▶ _Material_:

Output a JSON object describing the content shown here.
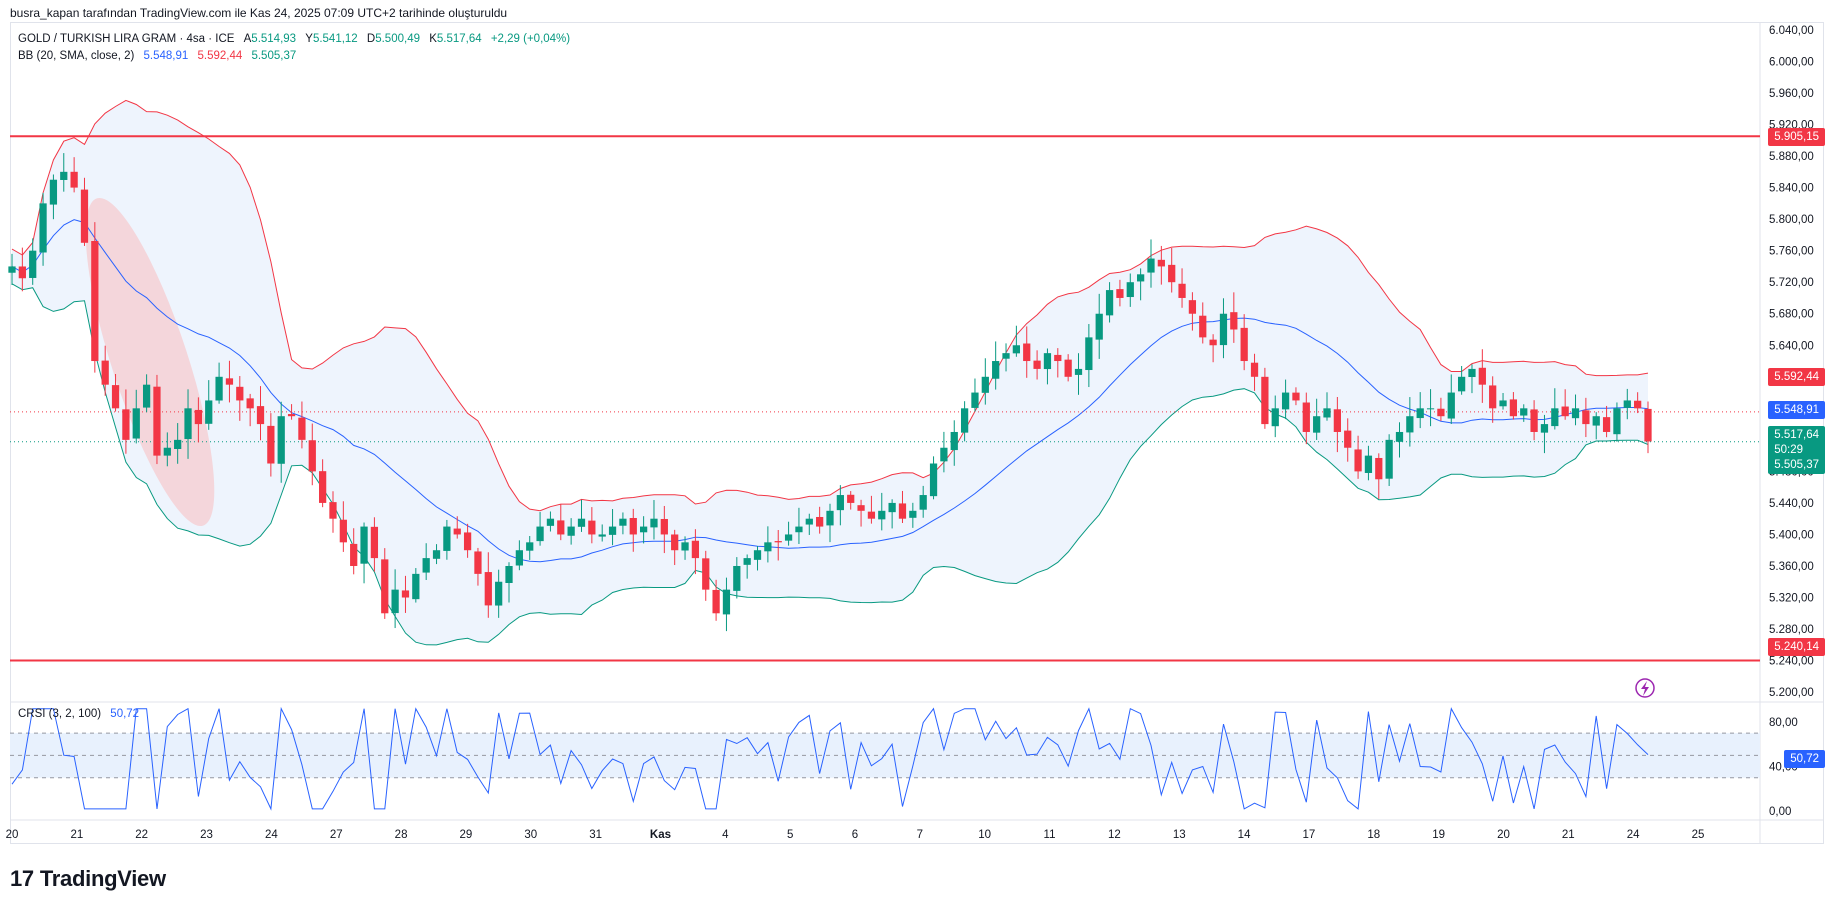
{
  "header": {
    "attribution": "busra_kapan tarafından TradingView.com ile Kas 24, 2025 07:09 UTC+2 tarihinde oluşturuldu"
  },
  "legend": {
    "symbol": "GOLD / TURKISH LIRA GRAM · 4sa · ICE",
    "ohlc_label_a": "A",
    "ohlc_a": "5.514,93",
    "ohlc_label_y": "Y",
    "ohlc_y": "5.541,12",
    "ohlc_label_d": "D",
    "ohlc_d": "5.500,49",
    "ohlc_label_k": "K",
    "ohlc_k": "5.517,64",
    "change": "+2,29 (+0,04%)",
    "bb_label": "BB (20, SMA, close, 2)",
    "bb_basis": "5.548,91",
    "bb_upper": "5.592,44",
    "bb_lower": "5.505,37",
    "crsi_label": "CRSI (3, 2, 100)",
    "crsi_value": "50,72"
  },
  "price_tags": {
    "resistance": "5.905,15",
    "bb_upper": "5.592,44",
    "bb_basis": "5.548,91",
    "last": "5.517,64",
    "countdown": "50:29",
    "bb_lower": "5.505,37",
    "support": "5.240,14",
    "crsi": "50,72"
  },
  "logo": {
    "text": "TradingView"
  },
  "colors": {
    "up": "#089981",
    "down": "#f23645",
    "bb_basis": "#2962ff",
    "bb_upper": "#f23645",
    "bb_lower": "#089981",
    "bb_fill": "#eef4fd",
    "level_line": "#f23645",
    "crsi_line": "#2962ff"
  },
  "chart_data": [
    {
      "type": "candlestick",
      "y_ticks": [
        "5.200,00",
        "5.240,00",
        "5.280,00",
        "5.320,00",
        "5.360,00",
        "5.400,00",
        "5.440,00",
        "5.480,00",
        "5.520,00",
        "5.560,00",
        "5.600,00",
        "5.640,00",
        "5.680,00",
        "5.720,00",
        "5.760,00",
        "5.800,00",
        "5.840,00",
        "5.880,00",
        "5.920,00",
        "5.960,00",
        "6.000,00",
        "6.040,00"
      ],
      "ylim": [
        5190,
        6045
      ],
      "x_ticks": [
        "20",
        "21",
        "22",
        "23",
        "24",
        "27",
        "28",
        "29",
        "30",
        "31",
        "Kas",
        "4",
        "5",
        "6",
        "7",
        "10",
        "11",
        "12",
        "13",
        "14",
        "17",
        "18",
        "19",
        "20",
        "21",
        "24",
        "25"
      ],
      "horizontal_levels": [
        5905.15,
        5240.14
      ],
      "last_price": 5517.64,
      "bb_upper_last": 5592.44,
      "bb_basis_last": 5548.91,
      "bb_lower_last": 5505.37,
      "close": [
        5740,
        5725,
        5760,
        5820,
        5850,
        5860,
        5840,
        5770,
        5620,
        5590,
        5560,
        5520,
        5560,
        5590,
        5500,
        5510,
        5520,
        5560,
        5540,
        5570,
        5600,
        5590,
        5570,
        5560,
        5540,
        5490,
        5550,
        5550,
        5520,
        5480,
        5440,
        5420,
        5390,
        5360,
        5410,
        5370,
        5300,
        5330,
        5320,
        5350,
        5370,
        5380,
        5410,
        5400,
        5380,
        5350,
        5310,
        5340,
        5360,
        5380,
        5390,
        5410,
        5420,
        5400,
        5410,
        5420,
        5400,
        5400,
        5410,
        5420,
        5400,
        5410,
        5420,
        5400,
        5380,
        5390,
        5370,
        5330,
        5300,
        5330,
        5360,
        5370,
        5380,
        5390,
        5390,
        5400,
        5410,
        5420,
        5410,
        5430,
        5450,
        5440,
        5430,
        5420,
        5430,
        5440,
        5420,
        5430,
        5450,
        5490,
        5510,
        5530,
        5560,
        5580,
        5600,
        5620,
        5630,
        5640,
        5620,
        5610,
        5630,
        5620,
        5600,
        5610,
        5650,
        5680,
        5710,
        5700,
        5720,
        5730,
        5750,
        5740,
        5720,
        5700,
        5680,
        5650,
        5640,
        5680,
        5660,
        5620,
        5600,
        5540,
        5560,
        5580,
        5570,
        5530,
        5550,
        5560,
        5530,
        5510,
        5480,
        5500,
        5470,
        5520,
        5530,
        5550,
        5560,
        5560,
        5550,
        5580,
        5600,
        5610,
        5590,
        5560,
        5570,
        5550,
        5560,
        5530,
        5540,
        5560,
        5550,
        5560,
        5540,
        5550,
        5530,
        5560,
        5570,
        5560,
        5518
      ]
    },
    {
      "type": "line",
      "name": "CRSI (3, 2, 100)",
      "y_ticks": [
        "0,00",
        "40,00",
        "80,00"
      ],
      "ylim": [
        -8,
        98
      ],
      "levels": [
        70,
        50,
        30
      ],
      "last": 50.72
    }
  ]
}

▶ _Work to do_: Without including the pictures, return each record above exactly as it stands.

▶ _Output of the task_:
Output a JSON object describing the content shown here.
{
  "header": {
    "attribution": "busra_kapan tarafından TradingView.com ile Kas 24, 2025 07:09 UTC+2 tarihinde oluşturuldu"
  },
  "legend": {
    "symbol": "GOLD / TURKISH LIRA GRAM · 4sa · ICE",
    "ohlc_label_a": "A",
    "ohlc_a": "5.514,93",
    "ohlc_label_y": "Y",
    "ohlc_y": "5.541,12",
    "ohlc_label_d": "D",
    "ohlc_d": "5.500,49",
    "ohlc_label_k": "K",
    "ohlc_k": "5.517,64",
    "change": "+2,29 (+0,04%)",
    "bb_label": "BB (20, SMA, close, 2)",
    "bb_basis": "5.548,91",
    "bb_upper": "5.592,44",
    "bb_lower": "5.505,37",
    "crsi_label": "CRSI (3, 2, 100)",
    "crsi_value": "50,72"
  },
  "price_tags": {
    "resistance": "5.905,15",
    "bb_upper": "5.592,44",
    "bb_basis": "5.548,91",
    "last": "5.517,64",
    "countdown": "50:29",
    "bb_lower": "5.505,37",
    "support": "5.240,14",
    "crsi": "50,72"
  },
  "logo": {
    "text": "TradingView"
  },
  "colors": {
    "up": "#089981",
    "down": "#f23645",
    "bb_basis": "#2962ff",
    "bb_upper": "#f23645",
    "bb_lower": "#089981",
    "bb_fill": "#eef4fd",
    "level_line": "#f23645",
    "crsi_line": "#2962ff"
  },
  "chart_data": [
    {
      "type": "candlestick",
      "y_ticks": [
        "5.200,00",
        "5.240,00",
        "5.280,00",
        "5.320,00",
        "5.360,00",
        "5.400,00",
        "5.440,00",
        "5.480,00",
        "5.520,00",
        "5.560,00",
        "5.600,00",
        "5.640,00",
        "5.680,00",
        "5.720,00",
        "5.760,00",
        "5.800,00",
        "5.840,00",
        "5.880,00",
        "5.920,00",
        "5.960,00",
        "6.000,00",
        "6.040,00"
      ],
      "ylim": [
        5190,
        6045
      ],
      "x_ticks": [
        "20",
        "21",
        "22",
        "23",
        "24",
        "27",
        "28",
        "29",
        "30",
        "31",
        "Kas",
        "4",
        "5",
        "6",
        "7",
        "10",
        "11",
        "12",
        "13",
        "14",
        "17",
        "18",
        "19",
        "20",
        "21",
        "24",
        "25"
      ],
      "horizontal_levels": [
        5905.15,
        5240.14
      ],
      "last_price": 5517.64,
      "bb_upper_last": 5592.44,
      "bb_basis_last": 5548.91,
      "bb_lower_last": 5505.37,
      "close": [
        5740,
        5725,
        5760,
        5820,
        5850,
        5860,
        5840,
        5770,
        5620,
        5590,
        5560,
        5520,
        5560,
        5590,
        5500,
        5510,
        5520,
        5560,
        5540,
        5570,
        5600,
        5590,
        5570,
        5560,
        5540,
        5490,
        5550,
        5550,
        5520,
        5480,
        5440,
        5420,
        5390,
        5360,
        5410,
        5370,
        5300,
        5330,
        5320,
        5350,
        5370,
        5380,
        5410,
        5400,
        5380,
        5350,
        5310,
        5340,
        5360,
        5380,
        5390,
        5410,
        5420,
        5400,
        5410,
        5420,
        5400,
        5400,
        5410,
        5420,
        5400,
        5410,
        5420,
        5400,
        5380,
        5390,
        5370,
        5330,
        5300,
        5330,
        5360,
        5370,
        5380,
        5390,
        5390,
        5400,
        5410,
        5420,
        5410,
        5430,
        5450,
        5440,
        5430,
        5420,
        5430,
        5440,
        5420,
        5430,
        5450,
        5490,
        5510,
        5530,
        5560,
        5580,
        5600,
        5620,
        5630,
        5640,
        5620,
        5610,
        5630,
        5620,
        5600,
        5610,
        5650,
        5680,
        5710,
        5700,
        5720,
        5730,
        5750,
        5740,
        5720,
        5700,
        5680,
        5650,
        5640,
        5680,
        5660,
        5620,
        5600,
        5540,
        5560,
        5580,
        5570,
        5530,
        5550,
        5560,
        5530,
        5510,
        5480,
        5500,
        5470,
        5520,
        5530,
        5550,
        5560,
        5560,
        5550,
        5580,
        5600,
        5610,
        5590,
        5560,
        5570,
        5550,
        5560,
        5530,
        5540,
        5560,
        5550,
        5560,
        5540,
        5550,
        5530,
        5560,
        5570,
        5560,
        5518
      ]
    },
    {
      "type": "line",
      "name": "CRSI (3, 2, 100)",
      "y_ticks": [
        "0,00",
        "40,00",
        "80,00"
      ],
      "ylim": [
        -8,
        98
      ],
      "levels": [
        70,
        50,
        30
      ],
      "last": 50.72
    }
  ]
}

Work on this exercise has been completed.